§ **REQUIREMENTS**: What follows is a listing; give it again exactly, in its entirety.

§ **MATERIAL SHOWN**:
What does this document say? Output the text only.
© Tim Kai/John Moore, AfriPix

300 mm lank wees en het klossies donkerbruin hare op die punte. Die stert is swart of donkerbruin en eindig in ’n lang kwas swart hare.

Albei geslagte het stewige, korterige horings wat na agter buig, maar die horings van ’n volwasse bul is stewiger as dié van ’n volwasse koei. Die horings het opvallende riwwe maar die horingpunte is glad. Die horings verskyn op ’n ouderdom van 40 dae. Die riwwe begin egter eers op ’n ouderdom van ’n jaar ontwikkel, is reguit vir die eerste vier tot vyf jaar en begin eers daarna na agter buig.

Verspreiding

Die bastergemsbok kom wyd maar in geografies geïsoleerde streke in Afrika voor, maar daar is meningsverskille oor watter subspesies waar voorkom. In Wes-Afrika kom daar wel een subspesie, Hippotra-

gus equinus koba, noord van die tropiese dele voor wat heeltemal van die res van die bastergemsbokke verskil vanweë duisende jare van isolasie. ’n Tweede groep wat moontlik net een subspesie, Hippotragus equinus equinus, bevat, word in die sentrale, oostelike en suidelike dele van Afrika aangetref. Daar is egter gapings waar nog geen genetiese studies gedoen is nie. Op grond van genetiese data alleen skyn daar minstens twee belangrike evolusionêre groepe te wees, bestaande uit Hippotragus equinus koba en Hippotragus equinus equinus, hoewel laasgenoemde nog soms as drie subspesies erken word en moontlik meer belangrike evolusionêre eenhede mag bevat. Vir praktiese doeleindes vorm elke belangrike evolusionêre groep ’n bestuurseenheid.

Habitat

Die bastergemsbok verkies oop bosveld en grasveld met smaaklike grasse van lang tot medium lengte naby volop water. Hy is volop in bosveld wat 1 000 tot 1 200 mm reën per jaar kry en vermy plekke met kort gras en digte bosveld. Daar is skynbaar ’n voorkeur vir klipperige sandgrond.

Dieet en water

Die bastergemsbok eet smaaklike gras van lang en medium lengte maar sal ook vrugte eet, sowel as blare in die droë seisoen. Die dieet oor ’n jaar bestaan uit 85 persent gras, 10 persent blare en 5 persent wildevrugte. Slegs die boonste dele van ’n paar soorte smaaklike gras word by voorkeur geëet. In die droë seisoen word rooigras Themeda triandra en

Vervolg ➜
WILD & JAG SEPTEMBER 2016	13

§ **REPLY**:
What does this document say? Output the text only.
© Tim Kai/John Moore, AfriPix

300 mm lank wees en het klossies donkerbruin hare op die punte. Die stert is swart of donkerbruin en eindig in ’n lang kwas swart hare.

Albei geslagte het stewige, korterige horings wat na agter buig, maar die horings van ’n volwasse bul is stewiger as dié van ’n volwasse koei. Die horings het opvallende riwwe maar die horingpunte is glad. Die horings verskyn op ’n ouderdom van 40 dae. Die riwwe begin egter eers op ’n ouderdom van ’n jaar ontwikkel, is reguit vir die eerste vier tot vyf jaar en begin eers daarna na agter buig.

Verspreiding

Die bastergemsbok kom wyd maar in geografies geïsoleerde streke in Afrika voor, maar daar is meningsverskille oor watter subspesies waar voorkom. In Wes-Afrika kom daar wel een subspesie, Hippotra-

gus equinus koba, noord van die tropiese dele voor wat heeltemal van die res van die bastergemsbokke verskil vanweë duisende jare van isolasie. ’n Tweede groep wat moontlik net een subspesie, Hippotragus equinus equinus, bevat, word in die sentrale, oostelike en suidelike dele van Afrika aangetref. Daar is egter gapings waar nog geen genetiese studies gedoen is nie. Op grond van genetiese data alleen skyn daar minstens twee belangrike evolusionêre groepe te wees, bestaande uit Hippotragus equinus koba en Hippotragus equinus equinus, hoewel laasgenoemde nog soms as drie subspesies erken word en moontlik meer belangrike evolusionêre eenhede mag bevat. Vir praktiese doeleindes vorm elke belangrike evolusionêre groep ’n bestuurseenheid.

Habitat

Die bastergemsbok verkies oop bosveld en grasveld met smaaklike grasse van lang tot medium lengte naby volop water. Hy is volop in bosveld wat 1 000 tot 1 200 mm reën per jaar kry en vermy plekke met kort gras en digte bosveld. Daar is skynbaar ’n voorkeur vir klipperige sandgrond.

Dieet en water

Die bastergemsbok eet smaaklike gras van lang en medium lengte maar sal ook vrugte eet, sowel as blare in die droë seisoen. Die dieet oor ’n jaar bestaan uit 85 persent gras, 10 persent blare en 5 persent wildevrugte. Slegs die boonste dele van ’n paar soorte smaaklike gras word by voorkeur geëet. In die droë seisoen word rooigras Themeda triandra en

Vervolg ➜
WILD & JAG SEPTEMBER 2016	13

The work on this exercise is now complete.